Copy each line that contains the word "Ubuntu".
## Begin Records to use
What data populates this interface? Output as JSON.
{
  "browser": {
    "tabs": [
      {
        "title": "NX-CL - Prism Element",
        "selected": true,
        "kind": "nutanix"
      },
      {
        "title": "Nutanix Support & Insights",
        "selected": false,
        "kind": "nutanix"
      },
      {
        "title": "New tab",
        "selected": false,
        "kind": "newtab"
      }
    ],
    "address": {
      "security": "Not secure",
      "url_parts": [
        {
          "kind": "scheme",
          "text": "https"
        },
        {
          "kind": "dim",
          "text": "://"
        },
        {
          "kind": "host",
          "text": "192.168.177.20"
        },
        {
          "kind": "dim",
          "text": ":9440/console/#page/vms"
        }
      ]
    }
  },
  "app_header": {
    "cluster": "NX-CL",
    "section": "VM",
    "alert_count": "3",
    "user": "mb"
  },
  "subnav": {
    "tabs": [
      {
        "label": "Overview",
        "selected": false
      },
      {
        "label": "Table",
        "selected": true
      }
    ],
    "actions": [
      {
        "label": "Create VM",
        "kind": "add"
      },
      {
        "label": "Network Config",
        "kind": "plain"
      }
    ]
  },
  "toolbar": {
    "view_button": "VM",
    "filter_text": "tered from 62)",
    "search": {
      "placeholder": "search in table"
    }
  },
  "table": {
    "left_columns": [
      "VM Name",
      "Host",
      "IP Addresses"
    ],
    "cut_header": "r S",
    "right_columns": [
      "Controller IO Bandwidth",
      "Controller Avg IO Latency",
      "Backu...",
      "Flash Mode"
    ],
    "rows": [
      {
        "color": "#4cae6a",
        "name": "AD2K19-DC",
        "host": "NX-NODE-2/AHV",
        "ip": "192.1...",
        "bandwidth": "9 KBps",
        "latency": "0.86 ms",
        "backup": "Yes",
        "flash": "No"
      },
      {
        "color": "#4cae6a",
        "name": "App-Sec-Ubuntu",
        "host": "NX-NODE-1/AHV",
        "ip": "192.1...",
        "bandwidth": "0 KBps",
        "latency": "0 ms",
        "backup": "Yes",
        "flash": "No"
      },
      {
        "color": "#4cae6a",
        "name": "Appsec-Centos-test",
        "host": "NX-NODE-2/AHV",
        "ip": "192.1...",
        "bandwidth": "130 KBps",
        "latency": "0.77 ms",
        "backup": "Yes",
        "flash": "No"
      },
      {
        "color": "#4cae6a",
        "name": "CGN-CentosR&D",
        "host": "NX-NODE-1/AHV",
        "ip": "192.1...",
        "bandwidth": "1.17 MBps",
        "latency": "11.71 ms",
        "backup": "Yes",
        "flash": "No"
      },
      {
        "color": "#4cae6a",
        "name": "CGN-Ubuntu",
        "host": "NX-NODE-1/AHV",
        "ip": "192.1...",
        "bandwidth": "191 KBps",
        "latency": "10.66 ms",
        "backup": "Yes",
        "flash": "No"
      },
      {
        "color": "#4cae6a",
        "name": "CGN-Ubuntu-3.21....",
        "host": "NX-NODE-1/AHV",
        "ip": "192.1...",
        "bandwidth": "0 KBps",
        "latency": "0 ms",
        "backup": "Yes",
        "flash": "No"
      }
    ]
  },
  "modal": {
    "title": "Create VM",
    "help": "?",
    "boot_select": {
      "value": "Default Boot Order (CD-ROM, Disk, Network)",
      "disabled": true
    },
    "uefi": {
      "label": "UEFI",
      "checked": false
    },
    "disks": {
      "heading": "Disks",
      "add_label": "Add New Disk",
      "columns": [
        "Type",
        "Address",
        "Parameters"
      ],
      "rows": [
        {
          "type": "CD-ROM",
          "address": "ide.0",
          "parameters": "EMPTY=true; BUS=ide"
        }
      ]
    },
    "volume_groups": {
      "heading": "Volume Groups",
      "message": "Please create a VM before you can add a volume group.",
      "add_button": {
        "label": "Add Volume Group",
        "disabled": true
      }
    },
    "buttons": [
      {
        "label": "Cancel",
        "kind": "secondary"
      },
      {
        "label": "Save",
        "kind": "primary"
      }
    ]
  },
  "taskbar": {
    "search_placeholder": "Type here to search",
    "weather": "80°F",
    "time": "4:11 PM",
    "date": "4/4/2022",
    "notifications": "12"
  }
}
## End Records to use
#### Result:
        "name": "App-Sec-Ubuntu",
        "name": "CGN-Ubuntu",
        "name": "CGN-Ubuntu-3.21....",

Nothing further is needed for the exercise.